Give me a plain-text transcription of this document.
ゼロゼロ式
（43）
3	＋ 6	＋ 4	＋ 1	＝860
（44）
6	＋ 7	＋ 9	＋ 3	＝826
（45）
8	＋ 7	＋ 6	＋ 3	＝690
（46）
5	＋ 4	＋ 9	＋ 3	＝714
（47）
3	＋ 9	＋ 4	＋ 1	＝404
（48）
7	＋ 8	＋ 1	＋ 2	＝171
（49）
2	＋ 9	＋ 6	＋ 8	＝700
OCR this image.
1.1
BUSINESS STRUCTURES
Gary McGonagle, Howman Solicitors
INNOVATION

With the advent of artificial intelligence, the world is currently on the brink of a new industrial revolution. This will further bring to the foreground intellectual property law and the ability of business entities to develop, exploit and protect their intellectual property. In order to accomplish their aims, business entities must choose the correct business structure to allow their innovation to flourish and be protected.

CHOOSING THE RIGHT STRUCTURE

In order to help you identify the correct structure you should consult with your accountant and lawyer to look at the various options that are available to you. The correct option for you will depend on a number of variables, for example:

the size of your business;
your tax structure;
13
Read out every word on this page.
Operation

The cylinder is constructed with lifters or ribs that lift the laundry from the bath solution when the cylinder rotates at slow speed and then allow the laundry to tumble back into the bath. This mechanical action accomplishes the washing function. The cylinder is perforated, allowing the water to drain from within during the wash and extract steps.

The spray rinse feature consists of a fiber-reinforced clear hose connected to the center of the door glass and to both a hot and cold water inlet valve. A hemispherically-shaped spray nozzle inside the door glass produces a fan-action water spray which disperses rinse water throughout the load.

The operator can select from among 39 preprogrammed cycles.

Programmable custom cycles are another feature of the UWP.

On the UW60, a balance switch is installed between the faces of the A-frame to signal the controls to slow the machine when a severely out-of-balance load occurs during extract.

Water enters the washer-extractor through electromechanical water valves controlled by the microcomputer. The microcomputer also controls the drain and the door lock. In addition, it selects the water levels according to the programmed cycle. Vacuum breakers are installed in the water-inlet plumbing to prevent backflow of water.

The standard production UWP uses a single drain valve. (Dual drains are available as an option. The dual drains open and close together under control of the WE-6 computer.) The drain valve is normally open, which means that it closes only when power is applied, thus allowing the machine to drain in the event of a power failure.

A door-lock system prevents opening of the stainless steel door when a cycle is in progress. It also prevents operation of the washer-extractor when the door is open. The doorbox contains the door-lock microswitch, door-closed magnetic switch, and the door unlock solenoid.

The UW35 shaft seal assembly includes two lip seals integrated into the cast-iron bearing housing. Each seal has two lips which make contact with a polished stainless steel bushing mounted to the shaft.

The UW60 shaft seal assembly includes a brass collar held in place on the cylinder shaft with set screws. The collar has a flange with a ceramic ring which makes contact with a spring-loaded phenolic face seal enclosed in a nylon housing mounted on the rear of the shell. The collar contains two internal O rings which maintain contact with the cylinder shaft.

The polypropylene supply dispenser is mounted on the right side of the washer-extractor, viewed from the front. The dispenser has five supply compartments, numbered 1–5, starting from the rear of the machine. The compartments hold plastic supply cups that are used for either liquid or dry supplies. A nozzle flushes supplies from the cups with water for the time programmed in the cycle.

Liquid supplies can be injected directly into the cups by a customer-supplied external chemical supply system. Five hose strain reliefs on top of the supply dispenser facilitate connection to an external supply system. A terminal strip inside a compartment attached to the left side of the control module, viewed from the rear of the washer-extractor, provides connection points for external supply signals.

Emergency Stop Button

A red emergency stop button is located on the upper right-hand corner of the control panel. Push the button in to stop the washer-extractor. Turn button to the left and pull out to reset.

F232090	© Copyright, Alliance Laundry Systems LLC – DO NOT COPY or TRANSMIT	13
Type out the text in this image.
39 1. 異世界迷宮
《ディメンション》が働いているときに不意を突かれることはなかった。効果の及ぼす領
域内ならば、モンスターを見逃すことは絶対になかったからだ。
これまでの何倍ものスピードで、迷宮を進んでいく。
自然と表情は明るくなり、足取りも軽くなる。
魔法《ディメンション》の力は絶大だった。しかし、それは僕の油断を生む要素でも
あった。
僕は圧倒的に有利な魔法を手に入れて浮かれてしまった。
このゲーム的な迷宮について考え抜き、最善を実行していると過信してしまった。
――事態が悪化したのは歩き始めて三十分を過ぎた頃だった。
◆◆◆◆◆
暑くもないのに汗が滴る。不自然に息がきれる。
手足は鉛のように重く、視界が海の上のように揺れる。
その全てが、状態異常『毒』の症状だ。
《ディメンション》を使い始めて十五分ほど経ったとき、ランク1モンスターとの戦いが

^^^^^^^^

= Exercise details =
Copy out each line exactly as written.

= Solution for this problem =
Give me a plain-text transcription of this document.
ゼロゼロ式
（43）
3	＋ 6	＋ 4	＋ 1	＝860
（44）
6	＋ 7	＋ 9	＋ 3	＝826
（45）
8	＋ 7	＋ 6	＋ 3	＝690
（46）
5	＋ 4	＋ 9	＋ 3	＝714
（47）
3	＋ 9	＋ 4	＋ 1	＝404
（48）
7	＋ 8	＋ 1	＋ 2	＝171
（49）
2	＋ 9	＋ 6	＋ 8	＝700
OCR this image.
1.1
BUSINESS STRUCTURES
Gary McGonagle, Howman Solicitors
INNOVATION

With the advent of artificial intelligence, the world is currently on the brink of a new industrial revolution. This will further bring to the foreground intellectual property law and the ability of business entities to develop, exploit and protect their intellectual property. In order to accomplish their aims, business entities must choose the correct business structure to allow their innovation to flourish and be protected.

CHOOSING THE RIGHT STRUCTURE

In order to help you identify the correct structure you should consult with your accountant and lawyer to look at the various options that are available to you. The correct option for you will depend on a number of variables, for example:

the size of your business;
your tax structure;
13
Read out every word on this page.
Operation

The cylinder is constructed with lifters or ribs that lift the laundry from the bath solution when the cylinder rotates at slow speed and then allow the laundry to tumble back into the bath. This mechanical action accomplishes the washing function. The cylinder is perforated, allowing the water to drain from within during the wash and extract steps.

The spray rinse feature consists of a fiber-reinforced clear hose connected to the center of the door glass and to both a hot and cold water inlet valve. A hemispherically-shaped spray nozzle inside the door glass produces a fan-action water spray which disperses rinse water throughout the load.

The operator can select from among 39 preprogrammed cycles.

Programmable custom cycles are another feature of the UWP.

On the UW60, a balance switch is installed between the faces of the A-frame to signal the controls to slow the machine when a severely out-of-balance load occurs during extract.

Water enters the washer-extractor through electromechanical water valves controlled by the microcomputer. The microcomputer also controls the drain and the door lock. In addition, it selects the water levels according to the programmed cycle. Vacuum breakers are installed in the water-inlet plumbing to prevent backflow of water.

The standard production UWP uses a single drain valve. (Dual drains are available as an option. The dual drains open and close together under control of the WE-6 computer.) The drain valve is normally open, which means that it closes only when power is applied, thus allowing the machine to drain in the event of a power failure.

A door-lock system prevents opening of the stainless steel door when a cycle is in progress. It also prevents operation of the washer-extractor when the door is open. The doorbox contains the door-lock microswitch, door-closed magnetic switch, and the door unlock solenoid.

The UW35 shaft seal assembly includes two lip seals integrated into the cast-iron bearing housing. Each seal has two lips which make contact with a polished stainless steel bushing mounted to the shaft.

The UW60 shaft seal assembly includes a brass collar held in place on the cylinder shaft with set screws. The collar has a flange with a ceramic ring which makes contact with a spring-loaded phenolic face seal enclosed in a nylon housing mounted on the rear of the shell. The collar contains two internal O rings which maintain contact with the cylinder shaft.

The polypropylene supply dispenser is mounted on the right side of the washer-extractor, viewed from the front. The dispenser has five supply compartments, numbered 1–5, starting from the rear of the machine. The compartments hold plastic supply cups that are used for either liquid or dry supplies. A nozzle flushes supplies from the cups with water for the time programmed in the cycle.

Liquid supplies can be injected directly into the cups by a customer-supplied external chemical supply system. Five hose strain reliefs on top of the supply dispenser facilitate connection to an external supply system. A terminal strip inside a compartment attached to the left side of the control module, viewed from the rear of the washer-extractor, provides connection points for external supply signals.

Emergency Stop Button

A red emergency stop button is located on the upper right-hand corner of the control panel. Push the button in to stop the washer-extractor. Turn button to the left and pull out to reset.

F232090	© Copyright, Alliance Laundry Systems LLC – DO NOT COPY or TRANSMIT	13
Type out the text in this image.
39 1. 異世界迷宮
《ディメンション》が働いているときに不意を突かれることはなかった。効果の及ぼす領
域内ならば、モンスターを見逃すことは絶対になかったからだ。
これまでの何倍ものスピードで、迷宮を進んでいく。
自然と表情は明るくなり、足取りも軽くなる。
魔法《ディメンション》の力は絶大だった。しかし、それは僕の油断を生む要素でも
あった。
僕は圧倒的に有利な魔法を手に入れて浮かれてしまった。
このゲーム的な迷宮について考え抜き、最善を実行していると過信してしまった。
――事態が悪化したのは歩き始めて三十分を過ぎた頃だった。
◆◆◆◆◆
暑くもないのに汗が滴る。不自然に息がきれる。
手足は鉛のように重く、視界が海の上のように揺れる。
その全てが、状態異常『毒』の症状だ。
《ディメンション》を使い始めて十五分ほど経ったとき、ランク1モンスターとの戦いが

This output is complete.